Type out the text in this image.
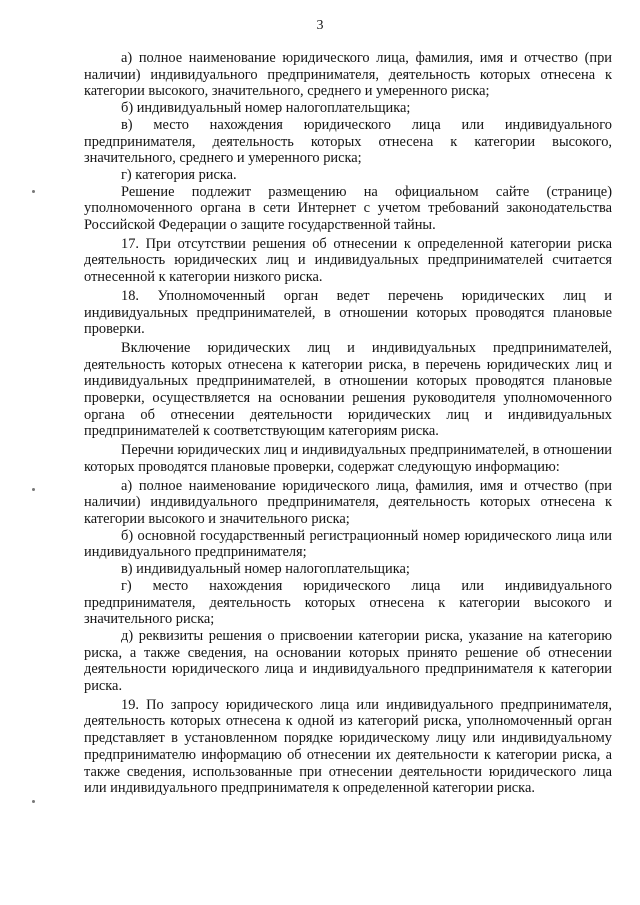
3

а) полное наименование юридического лица, фамилия, имя и отчество (при наличии) индивидуального предпринимателя, деятельность которых отнесена к категории высокого, значительного, среднего и умеренного риска;

б) индивидуальный номер налогоплательщика;

в) место нахождения юридического лица или индивидуального предпринимателя, деятельность которых отнесена к категории высокого, значительного, среднего и умеренного риска;

г) категория риска.

Решение подлежит размещению на официальном сайте (странице) уполномоченного органа в сети Интернет с учетом требований законодательства Российской Федерации о защите государственной тайны.

17. При отсутствии решения об отнесении к определенной категории риска деятельность юридических лиц и индивидуальных предпринимателей считается отнесенной к категории низкого риска.

18. Уполномоченный орган ведет перечень юридических лиц и индивидуальных предпринимателей, в отношении которых проводятся плановые проверки.

Включение юридических лиц и индивидуальных предпринимателей, деятельность которых отнесена к категории риска, в перечень юридических лиц и индивидуальных предпринимателей, в отношении которых проводятся плановые проверки, осуществляется на основании решения руководителя уполномоченного органа об отнесении деятельности юридических лиц и индивидуальных предпринимателей к соответствующим категориям риска.

Перечни юридических лиц и индивидуальных предпринимателей, в отношении которых проводятся плановые проверки, содержат следующую информацию:

а) полное наименование юридического лица, фамилия, имя и отчество (при наличии) индивидуального предпринимателя, деятельность которых отнесена к категории высокого и значительного риска;

б) основной государственный регистрационный номер юридического лица или индивидуального предпринимателя;

в) индивидуальный номер налогоплательщика;

г) место нахождения юридического лица или индивидуального предпринимателя, деятельность которых отнесена к категории высокого и значительного риска;

д) реквизиты решения о присвоении категории риска, указание на категорию риска, а также сведения, на основании которых принято решение об отнесении деятельности юридического лица и индивидуального предпринимателя к категории риска.

19. По запросу юридического лица или индивидуального предпринимателя, деятельность которых отнесена к одной из категорий риска, уполномоченный орган представляет в установленном порядке юридическому лицу или индивидуальному предпринимателю информацию об отнесении их деятельности к категории риска, а также сведения, использованные при отнесении деятельности юридического лица или индивидуального предпринимателя к определенной категории риска.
==============================
_STATED PROBLEM_
Give the data again exactly as written, with all pictures left out.

_SOLVED PROBLEM_
Type out the text in this image.
3

а) полное наименование юридического лица, фамилия, имя и отчество (при наличии) индивидуального предпринимателя, деятельность которых отнесена к категории высокого, значительного, среднего и умеренного риска;

б) индивидуальный номер налогоплательщика;

в) место нахождения юридического лица или индивидуального предпринимателя, деятельность которых отнесена к категории высокого, значительного, среднего и умеренного риска;

г) категория риска.

Решение подлежит размещению на официальном сайте (странице) уполномоченного органа в сети Интернет с учетом требований законодательства Российской Федерации о защите государственной тайны.

17. При отсутствии решения об отнесении к определенной категории риска деятельность юридических лиц и индивидуальных предпринимателей считается отнесенной к категории низкого риска.

18. Уполномоченный орган ведет перечень юридических лиц и индивидуальных предпринимателей, в отношении которых проводятся плановые проверки.

Включение юридических лиц и индивидуальных предпринимателей, деятельность которых отнесена к категории риска, в перечень юридических лиц и индивидуальных предпринимателей, в отношении которых проводятся плановые проверки, осуществляется на основании решения руководителя уполномоченного органа об отнесении деятельности юридических лиц и индивидуальных предпринимателей к соответствующим категориям риска.

Перечни юридических лиц и индивидуальных предпринимателей, в отношении которых проводятся плановые проверки, содержат следующую информацию:

а) полное наименование юридического лица, фамилия, имя и отчество (при наличии) индивидуального предпринимателя, деятельность которых отнесена к категории высокого и значительного риска;

б) основной государственный регистрационный номер юридического лица или индивидуального предпринимателя;

в) индивидуальный номер налогоплательщика;

г) место нахождения юридического лица или индивидуального предпринимателя, деятельность которых отнесена к категории высокого и значительного риска;

д) реквизиты решения о присвоении категории риска, указание на категорию риска, а также сведения, на основании которых принято решение об отнесении деятельности юридического лица и индивидуального предпринимателя к категории риска.

19. По запросу юридического лица или индивидуального предпринимателя, деятельность которых отнесена к одной из категорий риска, уполномоченный орган представляет в установленном порядке юридическому лицу или индивидуальному предпринимателю информацию об отнесении их деятельности к категории риска, а также сведения, использованные при отнесении деятельности юридического лица или индивидуального предпринимателя к определенной категории риска.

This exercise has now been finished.